* [YOUR OBJECTIVE]: Write out each entry again. Keep every word exactly as it is.

Stored data:
— Begin —
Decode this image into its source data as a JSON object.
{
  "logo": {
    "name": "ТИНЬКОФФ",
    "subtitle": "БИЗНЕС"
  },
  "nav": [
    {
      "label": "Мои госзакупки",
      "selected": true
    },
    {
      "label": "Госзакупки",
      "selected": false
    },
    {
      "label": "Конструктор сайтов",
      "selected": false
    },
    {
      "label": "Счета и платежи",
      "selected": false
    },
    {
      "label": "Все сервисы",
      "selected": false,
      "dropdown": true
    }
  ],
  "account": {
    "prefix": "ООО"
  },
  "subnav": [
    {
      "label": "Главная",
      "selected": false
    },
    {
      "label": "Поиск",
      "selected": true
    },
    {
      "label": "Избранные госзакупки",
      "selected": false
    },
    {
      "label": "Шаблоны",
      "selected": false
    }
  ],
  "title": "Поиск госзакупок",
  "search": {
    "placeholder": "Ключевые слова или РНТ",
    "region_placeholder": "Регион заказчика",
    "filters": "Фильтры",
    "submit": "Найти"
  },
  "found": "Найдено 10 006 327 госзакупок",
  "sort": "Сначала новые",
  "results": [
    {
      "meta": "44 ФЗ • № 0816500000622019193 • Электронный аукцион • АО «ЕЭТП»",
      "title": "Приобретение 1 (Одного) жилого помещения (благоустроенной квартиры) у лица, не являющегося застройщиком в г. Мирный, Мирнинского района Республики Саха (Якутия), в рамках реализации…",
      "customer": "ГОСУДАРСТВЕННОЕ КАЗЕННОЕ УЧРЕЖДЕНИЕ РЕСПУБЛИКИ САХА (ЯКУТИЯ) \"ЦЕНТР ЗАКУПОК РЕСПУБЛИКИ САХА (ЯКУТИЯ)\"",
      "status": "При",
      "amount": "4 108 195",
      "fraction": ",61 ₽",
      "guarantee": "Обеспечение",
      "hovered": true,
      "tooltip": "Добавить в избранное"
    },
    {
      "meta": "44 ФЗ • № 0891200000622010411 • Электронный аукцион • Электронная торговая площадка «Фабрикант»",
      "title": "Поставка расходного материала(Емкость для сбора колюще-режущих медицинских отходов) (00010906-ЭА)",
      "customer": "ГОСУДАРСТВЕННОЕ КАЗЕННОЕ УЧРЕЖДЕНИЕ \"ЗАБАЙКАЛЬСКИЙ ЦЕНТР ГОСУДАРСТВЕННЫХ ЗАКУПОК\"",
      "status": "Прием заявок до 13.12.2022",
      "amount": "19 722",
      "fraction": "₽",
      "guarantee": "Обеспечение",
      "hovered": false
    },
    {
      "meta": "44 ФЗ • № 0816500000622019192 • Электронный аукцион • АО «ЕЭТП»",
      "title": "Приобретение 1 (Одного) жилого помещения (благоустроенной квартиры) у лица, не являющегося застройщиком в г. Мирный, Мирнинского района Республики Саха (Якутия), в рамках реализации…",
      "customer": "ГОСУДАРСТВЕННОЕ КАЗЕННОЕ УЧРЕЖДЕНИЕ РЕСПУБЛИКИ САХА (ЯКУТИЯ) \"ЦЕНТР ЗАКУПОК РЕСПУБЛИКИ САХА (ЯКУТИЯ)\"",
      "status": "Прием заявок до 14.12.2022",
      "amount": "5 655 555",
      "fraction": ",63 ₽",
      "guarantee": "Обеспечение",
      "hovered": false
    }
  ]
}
— End —
* [THE COMPLETED TASK]:
Decode this image into its source data as a JSON object.
{
  "logo": {
    "name": "ТИНЬКОФФ",
    "subtitle": "БИЗНЕС"
  },
  "nav": [
    {
      "label": "Мои госзакупки",
      "selected": true
    },
    {
      "label": "Госзакупки",
      "selected": false
    },
    {
      "label": "Конструктор сайтов",
      "selected": false
    },
    {
      "label": "Счета и платежи",
      "selected": false
    },
    {
      "label": "Все сервисы",
      "selected": false,
      "dropdown": true
    }
  ],
  "account": {
    "prefix": "ООО"
  },
  "subnav": [
    {
      "label": "Главная",
      "selected": false
    },
    {
      "label": "Поиск",
      "selected": true
    },
    {
      "label": "Избранные госзакупки",
      "selected": false
    },
    {
      "label": "Шаблоны",
      "selected": false
    }
  ],
  "title": "Поиск госзакупок",
  "search": {
    "placeholder": "Ключевые слова или РНТ",
    "region_placeholder": "Регион заказчика",
    "filters": "Фильтры",
    "submit": "Найти"
  },
  "found": "Найдено 10 006 327 госзакупок",
  "sort": "Сначала новые",
  "results": [
    {
      "meta": "44 ФЗ • № 0816500000622019193 • Электронный аукцион • АО «ЕЭТП»",
      "title": "Приобретение 1 (Одного) жилого помещения (благоустроенной квартиры) у лица, не являющегося застройщиком в г. Мирный, Мирнинского района Республики Саха (Якутия), в рамках реализации…",
      "customer": "ГОСУДАРСТВЕННОЕ КАЗЕННОЕ УЧРЕЖДЕНИЕ РЕСПУБЛИКИ САХА (ЯКУТИЯ) \"ЦЕНТР ЗАКУПОК РЕСПУБЛИКИ САХА (ЯКУТИЯ)\"",
      "status": "При",
      "amount": "4 108 195",
      "fraction": ",61 ₽",
      "guarantee": "Обеспечение",
      "hovered": true,
      "tooltip": "Добавить в избранное"
    },
    {
      "meta": "44 ФЗ • № 0891200000622010411 • Электронный аукцион • Электронная торговая площадка «Фабрикант»",
      "title": "Поставка расходного материала(Емкость для сбора колюще-режущих медицинских отходов) (00010906-ЭА)",
      "customer": "ГОСУДАРСТВЕННОЕ КАЗЕННОЕ УЧРЕЖДЕНИЕ \"ЗАБАЙКАЛЬСКИЙ ЦЕНТР ГОСУДАРСТВЕННЫХ ЗАКУПОК\"",
      "status": "Прием заявок до 13.12.2022",
      "amount": "19 722",
      "fraction": "₽",
      "guarantee": "Обеспечение",
      "hovered": false
    },
    {
      "meta": "44 ФЗ • № 0816500000622019192 • Электронный аукцион • АО «ЕЭТП»",
      "title": "Приобретение 1 (Одного) жилого помещения (благоустроенной квартиры) у лица, не являющегося застройщиком в г. Мирный, Мирнинского района Республики Саха (Якутия), в рамках реализации…",
      "customer": "ГОСУДАРСТВЕННОЕ КАЗЕННОЕ УЧРЕЖДЕНИЕ РЕСПУБЛИКИ САХА (ЯКУТИЯ) \"ЦЕНТР ЗАКУПОК РЕСПУБЛИКИ САХА (ЯКУТИЯ)\"",
      "status": "Прием заявок до 14.12.2022",
      "amount": "5 655 555",
      "fraction": ",63 ₽",
      "guarantee": "Обеспечение",
      "hovered": false
    }
  ]
}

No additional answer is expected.